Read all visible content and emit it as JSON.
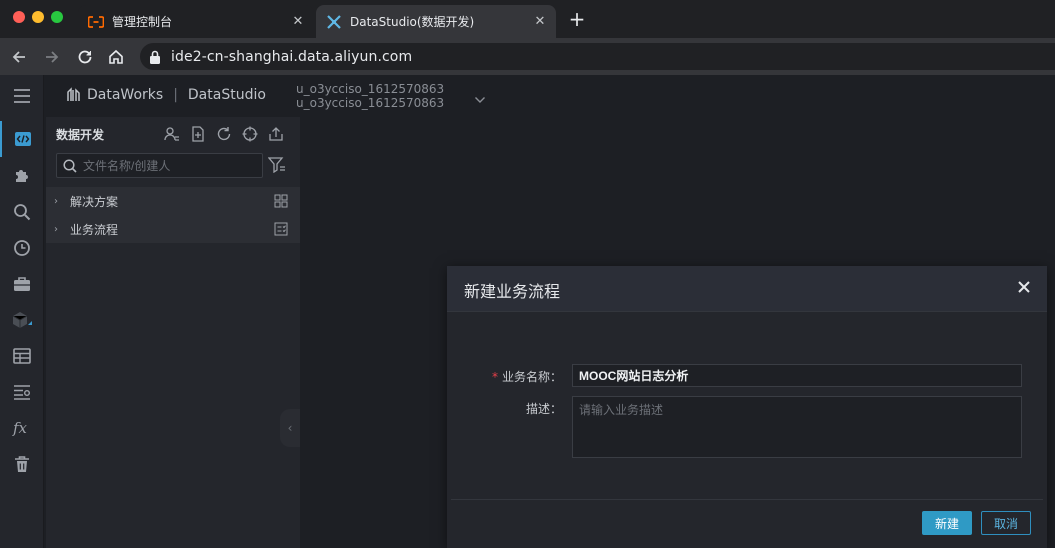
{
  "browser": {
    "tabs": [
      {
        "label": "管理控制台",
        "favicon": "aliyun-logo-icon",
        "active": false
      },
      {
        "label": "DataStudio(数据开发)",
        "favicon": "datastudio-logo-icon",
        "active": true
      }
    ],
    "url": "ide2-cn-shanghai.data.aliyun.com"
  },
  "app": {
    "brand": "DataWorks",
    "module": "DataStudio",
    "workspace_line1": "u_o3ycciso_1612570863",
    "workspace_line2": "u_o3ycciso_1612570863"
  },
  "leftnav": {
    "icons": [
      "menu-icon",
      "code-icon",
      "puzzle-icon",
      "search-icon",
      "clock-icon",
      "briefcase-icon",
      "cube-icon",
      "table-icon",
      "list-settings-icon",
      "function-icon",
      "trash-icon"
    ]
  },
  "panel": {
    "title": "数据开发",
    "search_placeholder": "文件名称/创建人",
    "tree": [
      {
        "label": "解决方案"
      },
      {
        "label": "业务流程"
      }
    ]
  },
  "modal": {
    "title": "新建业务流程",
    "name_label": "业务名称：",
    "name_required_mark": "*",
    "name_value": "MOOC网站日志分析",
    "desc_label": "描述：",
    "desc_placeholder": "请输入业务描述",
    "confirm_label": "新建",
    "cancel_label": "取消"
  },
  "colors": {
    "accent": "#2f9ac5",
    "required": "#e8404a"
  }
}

What is required
Repeat the listing in full and exactly. Leave any pictures out.

The solution
Read all visible content and emit it as JSON.
{
  "browser": {
    "tabs": [
      {
        "label": "管理控制台",
        "favicon": "aliyun-logo-icon",
        "active": false
      },
      {
        "label": "DataStudio(数据开发)",
        "favicon": "datastudio-logo-icon",
        "active": true
      }
    ],
    "url": "ide2-cn-shanghai.data.aliyun.com"
  },
  "app": {
    "brand": "DataWorks",
    "module": "DataStudio",
    "workspace_line1": "u_o3ycciso_1612570863",
    "workspace_line2": "u_o3ycciso_1612570863"
  },
  "leftnav": {
    "icons": [
      "menu-icon",
      "code-icon",
      "puzzle-icon",
      "search-icon",
      "clock-icon",
      "briefcase-icon",
      "cube-icon",
      "table-icon",
      "list-settings-icon",
      "function-icon",
      "trash-icon"
    ]
  },
  "panel": {
    "title": "数据开发",
    "search_placeholder": "文件名称/创建人",
    "tree": [
      {
        "label": "解决方案"
      },
      {
        "label": "业务流程"
      }
    ]
  },
  "modal": {
    "title": "新建业务流程",
    "name_label": "业务名称：",
    "name_required_mark": "*",
    "name_value": "MOOC网站日志分析",
    "desc_label": "描述：",
    "desc_placeholder": "请输入业务描述",
    "confirm_label": "新建",
    "cancel_label": "取消"
  },
  "colors": {
    "accent": "#2f9ac5",
    "required": "#e8404a"
  }
}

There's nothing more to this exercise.